> What you are asked to do:
Reproduce the records below in full and word for word, excluding pictures.

> Records provided:
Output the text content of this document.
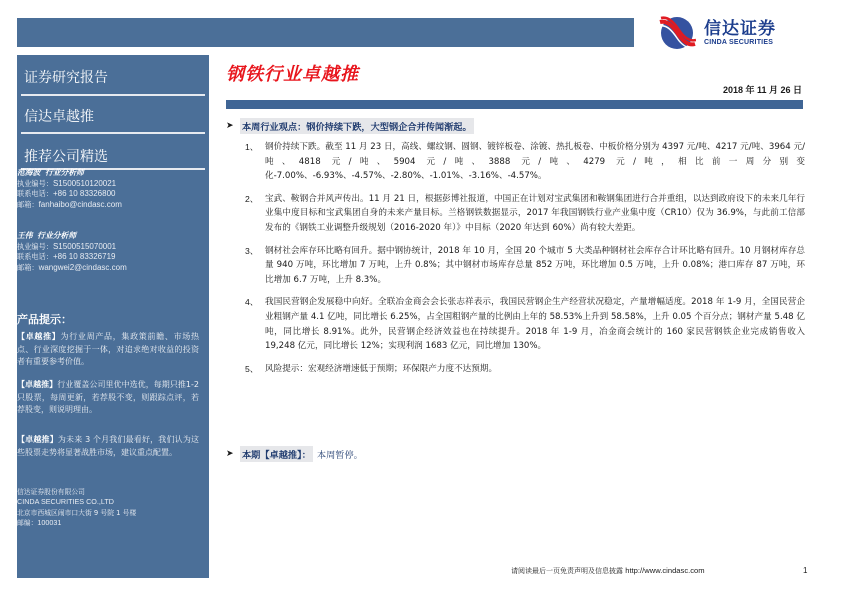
信达证券
CINDA SECURITIES
证券研究报告
信达卓越推
推荐公司精选
范海波 行业分析师
执业编号：S1500510120021
联系电话：+86 10 83326800
邮箱：fanhaibo@cindasc.com
王伟 行业分析师
执业编号：S1500515070001
联系电话：+86 10 83326719
邮箱：wangwei2@cindasc.com
产品提示：
【卓越推】为行业周产品，集政策前瞻、市场热点、行业深度挖掘于一体，对追求绝对收益的投资者有重要参考价值。
【卓越推】行业覆盖公司里优中选优，每期只推1-2只股票，每周更新，若荐股不变，则跟踪点评，若荐股变，则说明理由。
【卓越推】为未来 3 个月我们最看好，我们认为这些股票走势将显著战胜市场，建议重点配置。
信达证券股份有限公司
CINDA SECURITIES CO.,LTD
北京市西城区闹市口大街 9 号院 1 号楼
邮编：100031
钢铁行业卓越推
2018 年 11 月 26 日
➤ 本周行业观点：钢价持续下跌，大型钢企合并传闻渐起。
1、 钢价持续下跌。截至 11 月 23 日，高线、螺纹钢、圆钢、镀锌板卷、涂镀、热扎板卷、中板价格分别为 4397 元/吨、4217 元/吨、3964 元/吨、4818 元/吨、5904 元/吨、3888 元/吨、4279 元/吨，相比前一周分别变化-7.00%、-6.93%、-4.57%、-2.80%、-1.01%、-3.16%、-4.57%。
2、 宝武、鞍钢合并风声传出。11 月 21 日，根据彭博社报道，中国正在计划对宝武集团和鞍钢集团进行合并重组，以达到政府设下的未来几年行业集中度目标和宝武集团自身的未来产量目标。兰格钢铁数据显示，2017 年我国钢铁行业产业集中度（CR10）仅为 36.9%，与此前工信部发布的《钢铁工业调整升级规划（2016-2020 年）》中目标（2020 年达到 60%）尚有较大差距。
3、 钢材社会库存环比略有回升。据中钢协统计，2018 年 10 月，全国 20 个城市 5 大类品种钢材社会库存合计环比略有回升。10 月钢材库存总量 940 万吨，环比增加 7 万吨，上升 0.8%；其中钢材市场库存总量 852 万吨，环比增加 0.5 万吨，上升 0.08%；港口库存 87 万吨，环比增加 6.7 万吨，上升 8.3%。
4、 我国民营钢企发展稳中向好。全联冶金商会会长张志祥表示，我国民营钢企生产经营状况稳定，产量增幅适度。2018 年 1-9 月，全国民营企业粗钢产量 4.1 亿吨，同比增长 6.25%，占全国粗钢产量的比例由上年的 58.53%上升到 58.58%，上升 0.05 个百分点；钢材产量 5.48 亿吨，同比增长 8.91%。此外，民营钢企经济效益也在持续提升。2018 年 1-9 月，冶金商会统计的 160 家民营钢铁企业完成销售收入 19,248 亿元，同比增长 12%；实现利润 1683 亿元，同比增加 130%。
5、 风险提示：宏观经济增速低于预期；环保限产力度不达预期。
➤ 本期【卓越推】： 本周暂停。
请阅读最后一页免责声明及信息披露 http://www.cindasc.com	1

> Answer in full:
Output the text content of this document.
信达证券
CINDA SECURITIES
证券研究报告
信达卓越推
推荐公司精选
范海波 行业分析师
执业编号：S1500510120021
联系电话：+86 10 83326800
邮箱：fanhaibo@cindasc.com
王伟 行业分析师
执业编号：S1500515070001
联系电话：+86 10 83326719
邮箱：wangwei2@cindasc.com
产品提示：
【卓越推】为行业周产品，集政策前瞻、市场热点、行业深度挖掘于一体，对追求绝对收益的投资者有重要参考价值。
【卓越推】行业覆盖公司里优中选优，每期只推1-2只股票，每周更新，若荐股不变，则跟踪点评，若荐股变，则说明理由。
【卓越推】为未来 3 个月我们最看好，我们认为这些股票走势将显著战胜市场，建议重点配置。
信达证券股份有限公司
CINDA SECURITIES CO.,LTD
北京市西城区闹市口大街 9 号院 1 号楼
邮编：100031
钢铁行业卓越推
2018 年 11 月 26 日
➤ 本周行业观点：钢价持续下跌，大型钢企合并传闻渐起。
1、 钢价持续下跌。截至 11 月 23 日，高线、螺纹钢、圆钢、镀锌板卷、涂镀、热扎板卷、中板价格分别为 4397 元/吨、4217 元/吨、3964 元/吨、4818 元/吨、5904 元/吨、3888 元/吨、4279 元/吨，相比前一周分别变化-7.00%、-6.93%、-4.57%、-2.80%、-1.01%、-3.16%、-4.57%。
2、 宝武、鞍钢合并风声传出。11 月 21 日，根据彭博社报道，中国正在计划对宝武集团和鞍钢集团进行合并重组，以达到政府设下的未来几年行业集中度目标和宝武集团自身的未来产量目标。兰格钢铁数据显示，2017 年我国钢铁行业产业集中度（CR10）仅为 36.9%，与此前工信部发布的《钢铁工业调整升级规划（2016-2020 年）》中目标（2020 年达到 60%）尚有较大差距。
3、 钢材社会库存环比略有回升。据中钢协统计，2018 年 10 月，全国 20 个城市 5 大类品种钢材社会库存合计环比略有回升。10 月钢材库存总量 940 万吨，环比增加 7 万吨，上升 0.8%；其中钢材市场库存总量 852 万吨，环比增加 0.5 万吨，上升 0.08%；港口库存 87 万吨，环比增加 6.7 万吨，上升 8.3%。
4、 我国民营钢企发展稳中向好。全联冶金商会会长张志祥表示，我国民营钢企生产经营状况稳定，产量增幅适度。2018 年 1-9 月，全国民营企业粗钢产量 4.1 亿吨，同比增长 6.25%，占全国粗钢产量的比例由上年的 58.53%上升到 58.58%，上升 0.05 个百分点；钢材产量 5.48 亿吨，同比增长 8.91%。此外，民营钢企经济效益也在持续提升。2018 年 1-9 月，冶金商会统计的 160 家民营钢铁企业完成销售收入 19,248 亿元，同比增长 12%；实现利润 1683 亿元，同比增加 130%。
5、 风险提示：宏观经济增速低于预期；环保限产力度不达预期。
➤ 本期【卓越推】： 本周暂停。
请阅读最后一页免责声明及信息披露 http://www.cindasc.com	1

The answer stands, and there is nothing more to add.